Records excerpted from a collection
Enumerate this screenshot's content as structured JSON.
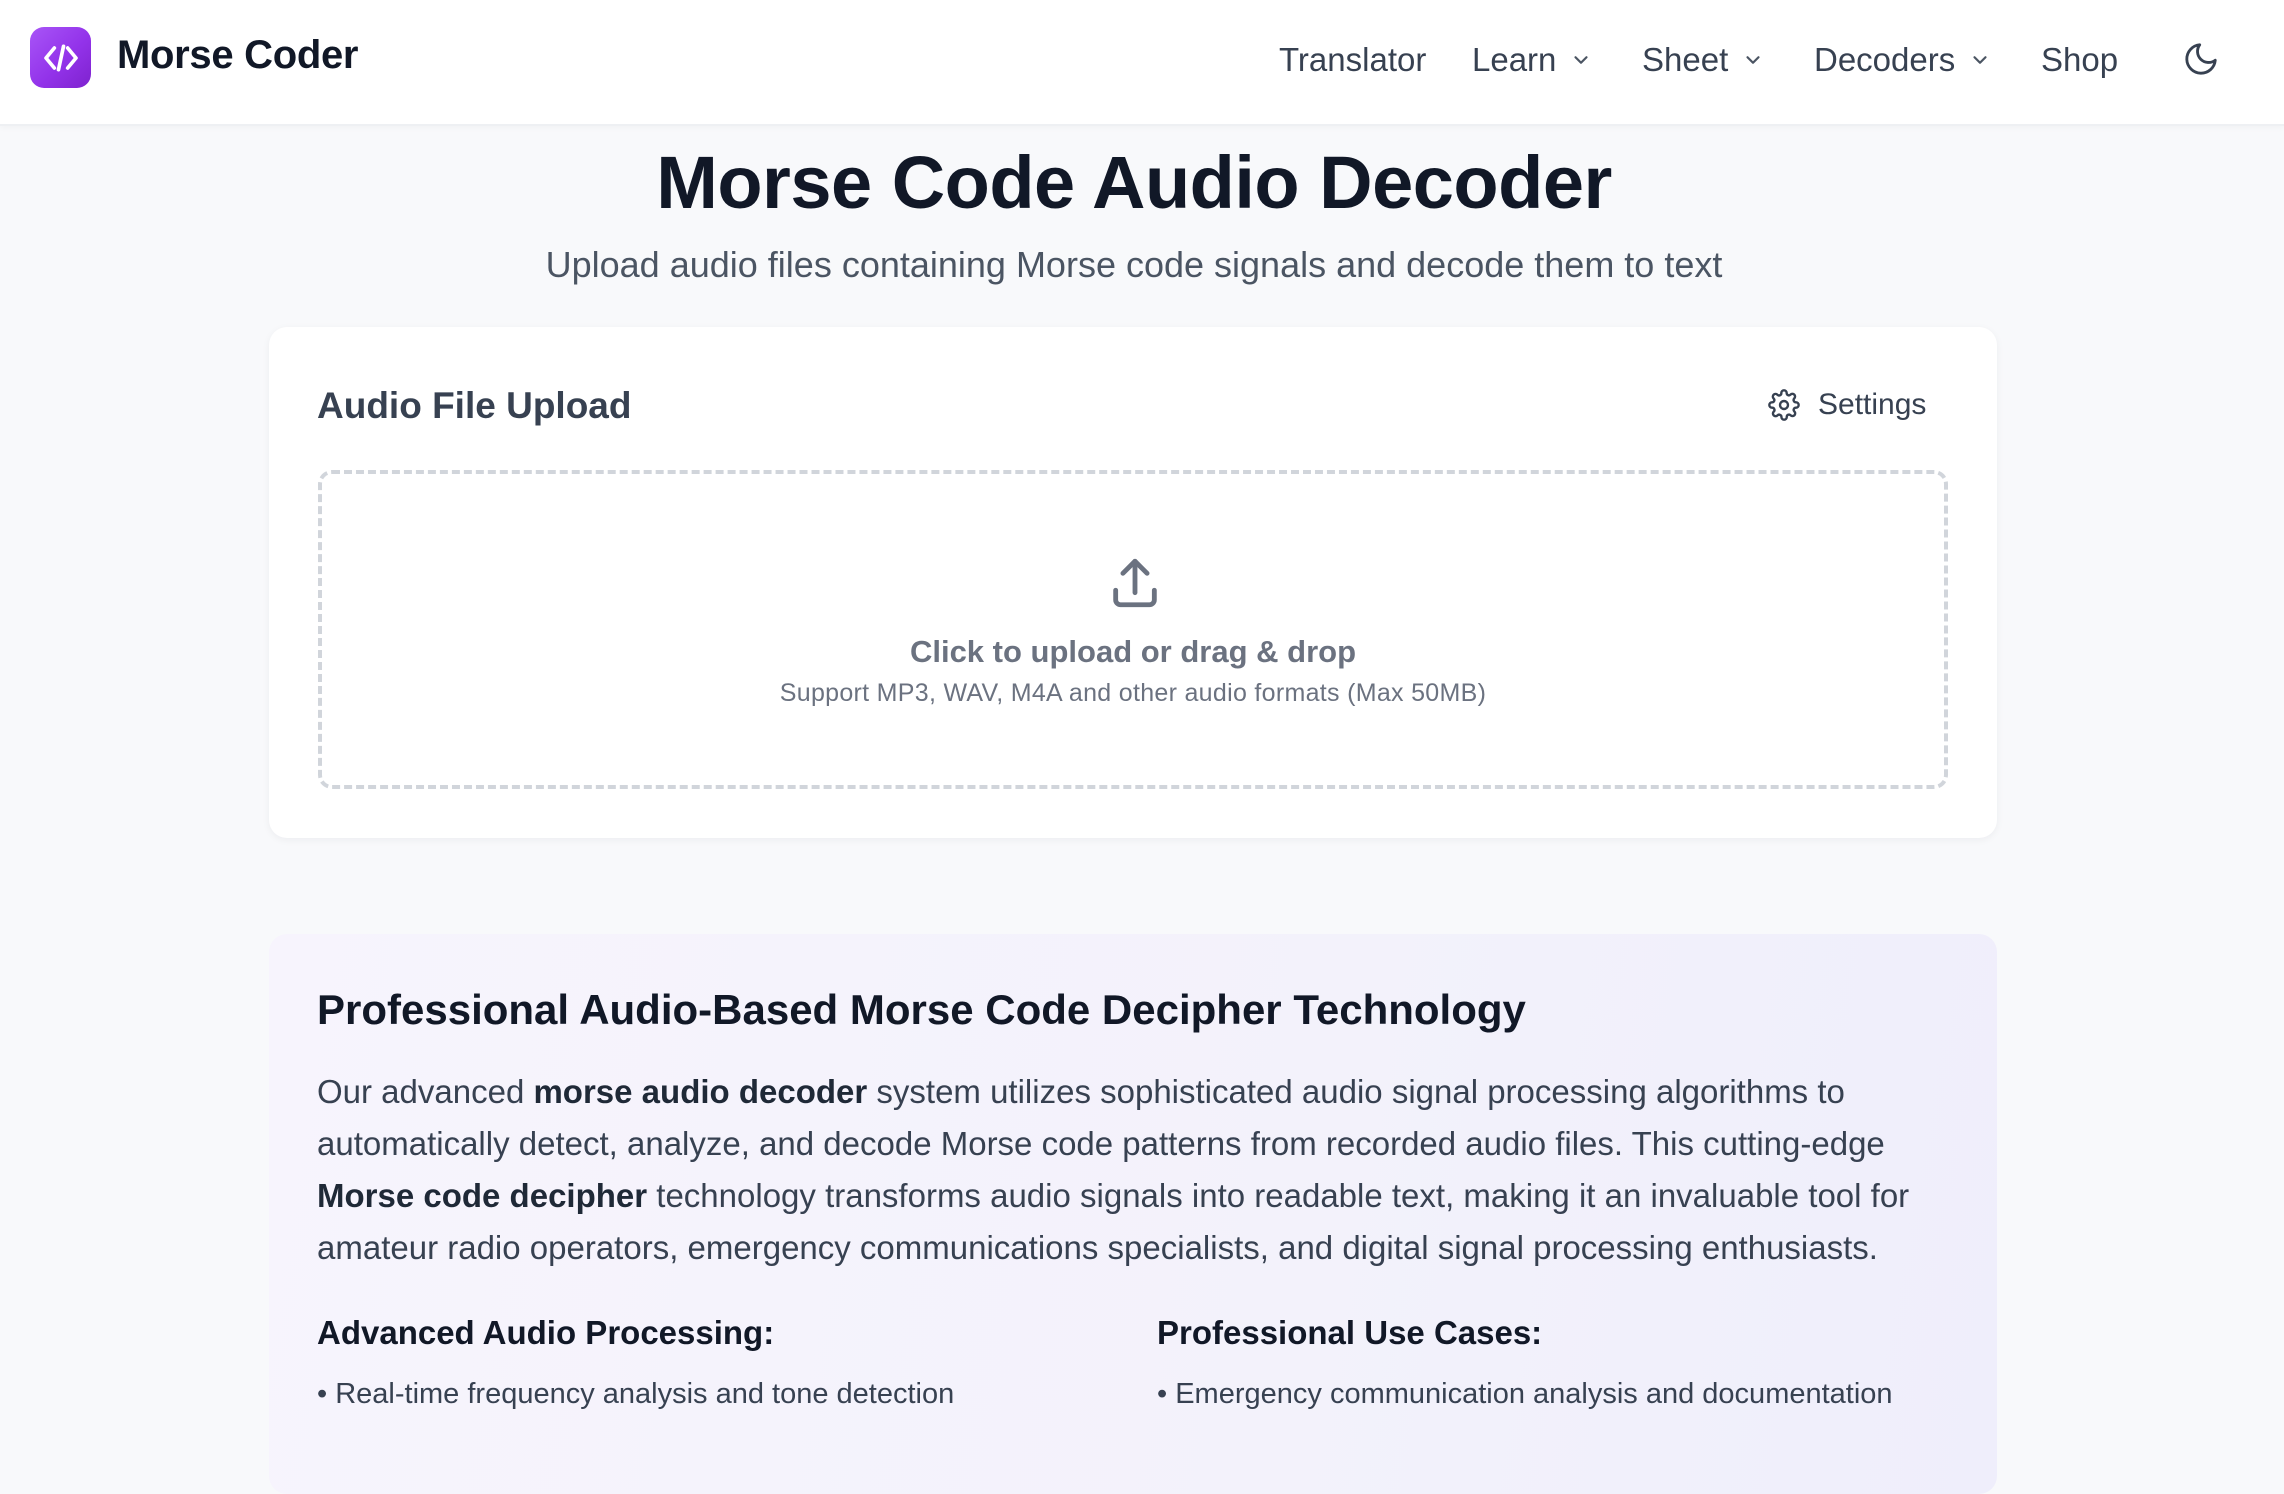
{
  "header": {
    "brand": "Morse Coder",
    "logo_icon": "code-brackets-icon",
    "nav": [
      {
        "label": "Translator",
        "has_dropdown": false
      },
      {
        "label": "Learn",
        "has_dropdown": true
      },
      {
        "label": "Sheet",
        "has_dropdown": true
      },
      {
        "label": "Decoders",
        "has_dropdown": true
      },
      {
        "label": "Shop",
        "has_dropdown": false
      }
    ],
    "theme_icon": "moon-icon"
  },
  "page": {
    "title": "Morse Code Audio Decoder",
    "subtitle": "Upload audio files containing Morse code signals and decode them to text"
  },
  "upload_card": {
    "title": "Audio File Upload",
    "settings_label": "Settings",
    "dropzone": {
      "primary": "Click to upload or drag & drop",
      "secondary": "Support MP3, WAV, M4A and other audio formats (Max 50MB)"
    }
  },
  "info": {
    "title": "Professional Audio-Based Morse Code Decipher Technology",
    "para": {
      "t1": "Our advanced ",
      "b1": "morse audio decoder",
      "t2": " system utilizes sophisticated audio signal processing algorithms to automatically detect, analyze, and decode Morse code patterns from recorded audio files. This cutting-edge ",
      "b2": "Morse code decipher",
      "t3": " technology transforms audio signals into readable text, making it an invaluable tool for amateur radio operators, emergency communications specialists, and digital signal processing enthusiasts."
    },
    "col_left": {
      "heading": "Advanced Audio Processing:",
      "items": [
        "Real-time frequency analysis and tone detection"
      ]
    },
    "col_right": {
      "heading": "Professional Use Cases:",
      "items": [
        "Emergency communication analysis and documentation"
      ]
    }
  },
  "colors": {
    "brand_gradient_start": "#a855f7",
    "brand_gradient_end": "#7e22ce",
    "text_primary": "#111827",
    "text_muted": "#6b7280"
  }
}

_To be done_
Track down every line of the material containing the string "signals", and copy it.

_The output_
    "subtitle": "Upload audio files containing Morse code signals and decode them to text"
      "t3": " technology transforms audio signals into readable text, making it an invaluable tool for amateur radio operators, emergency communications specialists, and digital signal processing enthusiasts."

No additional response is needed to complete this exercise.